╔══

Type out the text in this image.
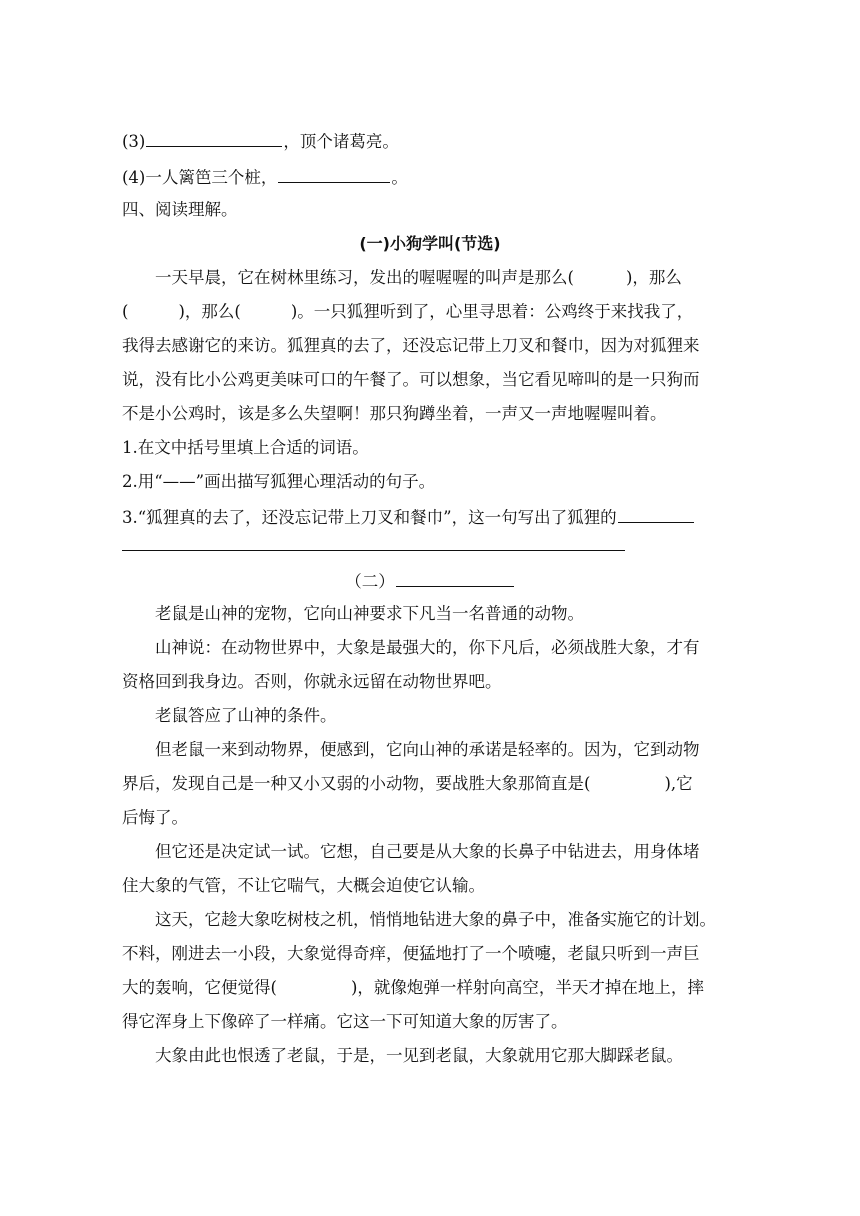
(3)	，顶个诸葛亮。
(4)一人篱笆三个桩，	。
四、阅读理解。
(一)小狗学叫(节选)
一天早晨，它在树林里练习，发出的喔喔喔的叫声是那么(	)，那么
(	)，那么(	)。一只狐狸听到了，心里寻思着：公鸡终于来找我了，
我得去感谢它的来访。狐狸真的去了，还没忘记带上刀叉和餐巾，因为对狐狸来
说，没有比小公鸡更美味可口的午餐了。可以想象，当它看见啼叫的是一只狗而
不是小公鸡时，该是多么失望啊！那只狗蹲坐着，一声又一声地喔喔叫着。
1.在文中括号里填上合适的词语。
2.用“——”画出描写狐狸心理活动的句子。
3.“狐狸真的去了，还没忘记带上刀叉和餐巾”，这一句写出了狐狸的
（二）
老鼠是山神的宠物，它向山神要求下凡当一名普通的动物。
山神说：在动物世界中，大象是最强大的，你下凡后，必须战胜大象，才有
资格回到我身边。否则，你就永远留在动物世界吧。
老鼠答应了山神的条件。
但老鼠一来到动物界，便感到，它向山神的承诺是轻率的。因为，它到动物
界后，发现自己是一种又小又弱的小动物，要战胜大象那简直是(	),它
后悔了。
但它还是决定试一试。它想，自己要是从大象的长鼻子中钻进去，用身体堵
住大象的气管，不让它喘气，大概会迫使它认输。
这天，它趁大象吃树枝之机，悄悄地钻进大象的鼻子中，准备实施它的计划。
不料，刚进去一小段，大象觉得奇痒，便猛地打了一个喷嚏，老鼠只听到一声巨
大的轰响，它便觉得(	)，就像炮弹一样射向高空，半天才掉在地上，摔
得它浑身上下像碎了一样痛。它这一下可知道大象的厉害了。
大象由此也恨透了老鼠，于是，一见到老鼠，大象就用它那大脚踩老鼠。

╚══
╔══

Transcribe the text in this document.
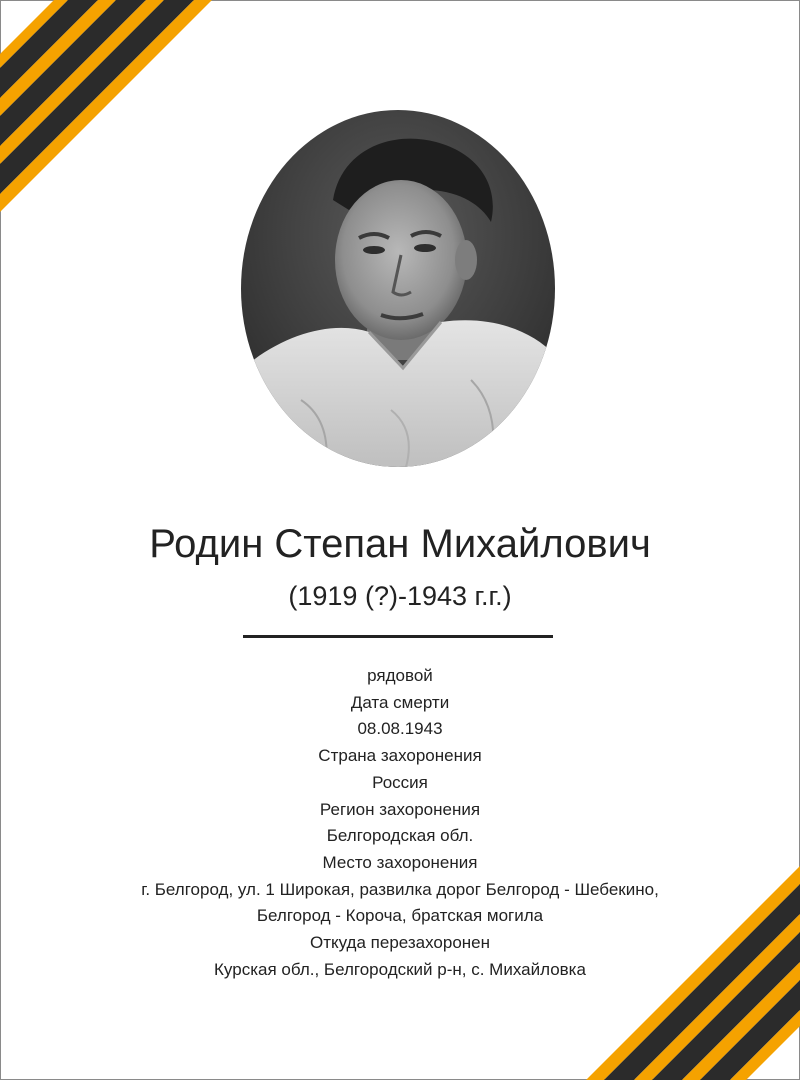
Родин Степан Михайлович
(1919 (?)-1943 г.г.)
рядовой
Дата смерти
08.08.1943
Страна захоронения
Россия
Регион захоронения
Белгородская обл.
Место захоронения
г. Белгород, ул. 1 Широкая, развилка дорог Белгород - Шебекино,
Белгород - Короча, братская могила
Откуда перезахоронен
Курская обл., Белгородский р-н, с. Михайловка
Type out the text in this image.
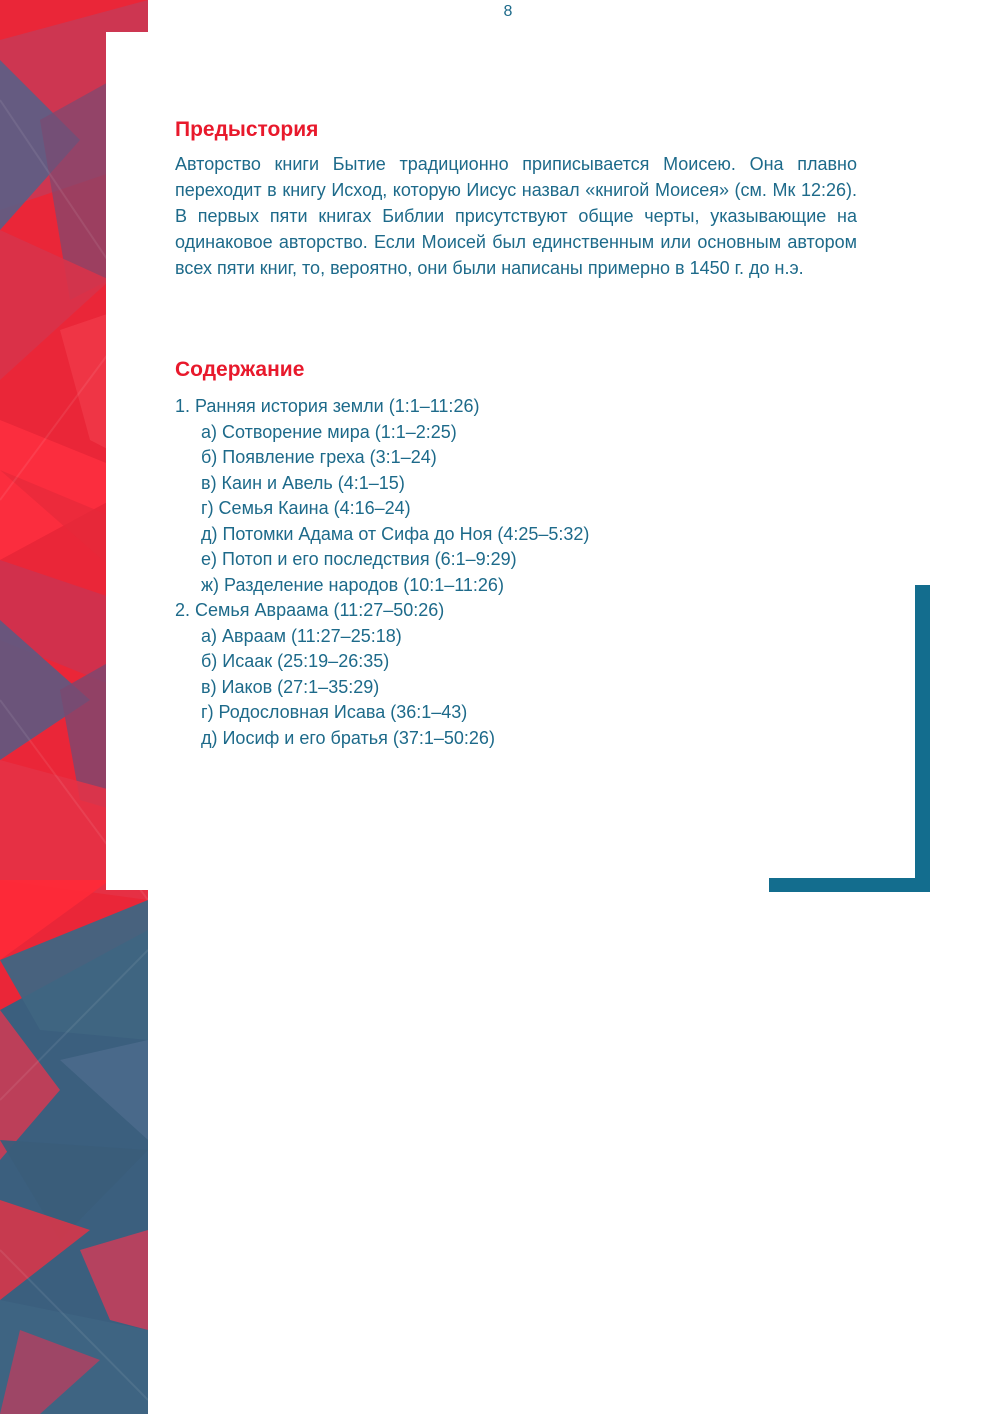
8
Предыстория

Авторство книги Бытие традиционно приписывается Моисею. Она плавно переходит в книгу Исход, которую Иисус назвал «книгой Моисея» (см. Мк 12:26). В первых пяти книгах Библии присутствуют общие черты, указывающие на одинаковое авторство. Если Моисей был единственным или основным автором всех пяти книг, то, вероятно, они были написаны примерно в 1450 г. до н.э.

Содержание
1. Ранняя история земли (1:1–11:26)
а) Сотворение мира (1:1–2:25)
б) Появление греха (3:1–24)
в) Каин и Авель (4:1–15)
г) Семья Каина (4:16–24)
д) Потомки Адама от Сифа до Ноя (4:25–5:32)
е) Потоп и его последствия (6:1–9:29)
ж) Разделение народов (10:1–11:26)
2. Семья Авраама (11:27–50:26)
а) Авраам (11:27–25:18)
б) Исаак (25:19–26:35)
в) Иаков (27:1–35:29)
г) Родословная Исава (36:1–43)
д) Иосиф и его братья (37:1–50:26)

╚══
╔══

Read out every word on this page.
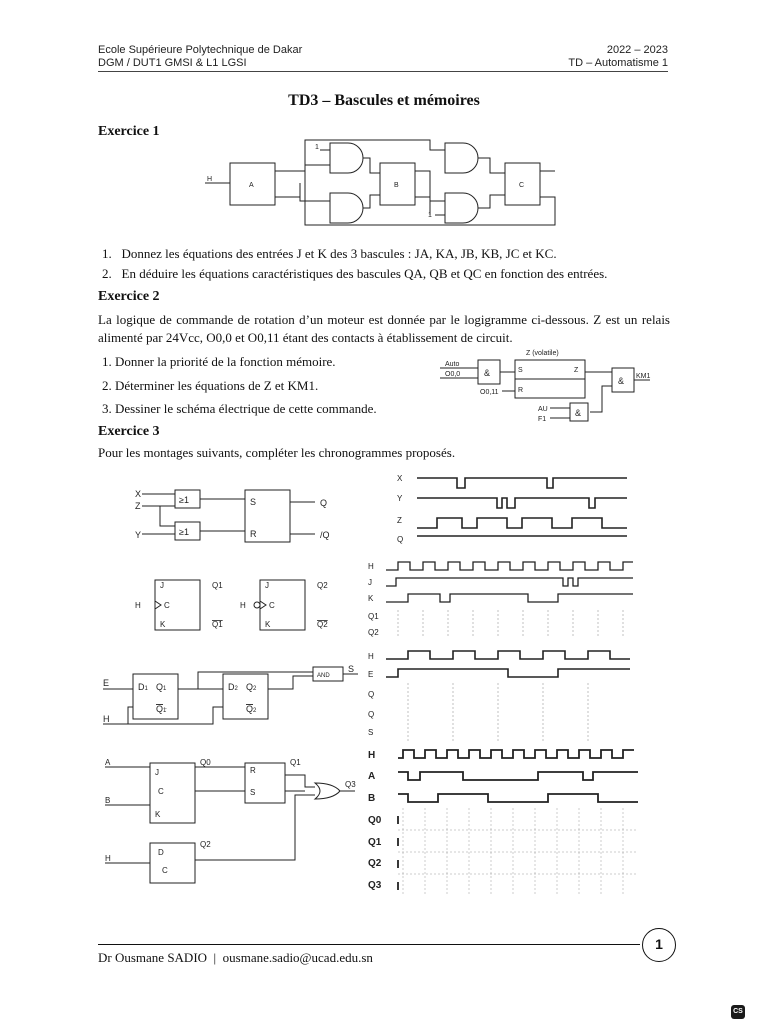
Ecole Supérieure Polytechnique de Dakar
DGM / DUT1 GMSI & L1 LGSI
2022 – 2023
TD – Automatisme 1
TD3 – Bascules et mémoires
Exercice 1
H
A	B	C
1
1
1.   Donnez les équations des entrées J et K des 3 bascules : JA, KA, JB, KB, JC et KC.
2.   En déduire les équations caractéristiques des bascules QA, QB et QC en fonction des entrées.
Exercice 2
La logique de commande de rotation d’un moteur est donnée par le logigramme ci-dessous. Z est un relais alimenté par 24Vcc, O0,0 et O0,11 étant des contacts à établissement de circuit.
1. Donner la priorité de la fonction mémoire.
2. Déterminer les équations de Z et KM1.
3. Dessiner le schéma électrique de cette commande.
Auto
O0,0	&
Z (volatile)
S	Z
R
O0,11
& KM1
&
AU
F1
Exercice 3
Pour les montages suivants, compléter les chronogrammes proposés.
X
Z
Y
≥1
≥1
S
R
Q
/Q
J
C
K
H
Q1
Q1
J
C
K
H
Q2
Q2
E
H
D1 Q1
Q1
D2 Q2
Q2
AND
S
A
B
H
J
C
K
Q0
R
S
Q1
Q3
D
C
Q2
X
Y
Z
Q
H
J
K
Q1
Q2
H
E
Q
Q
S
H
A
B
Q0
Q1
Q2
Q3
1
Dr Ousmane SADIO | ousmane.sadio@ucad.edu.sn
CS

╚══

**WHAT THE TASK ASKS:** Extract every line of the records above that contains the word "this".

**EXERCISE OUTPUT:**
Type out the text in this image.
Transcribe the text in this document.
Type out the text in this image.
Read out every word on this page.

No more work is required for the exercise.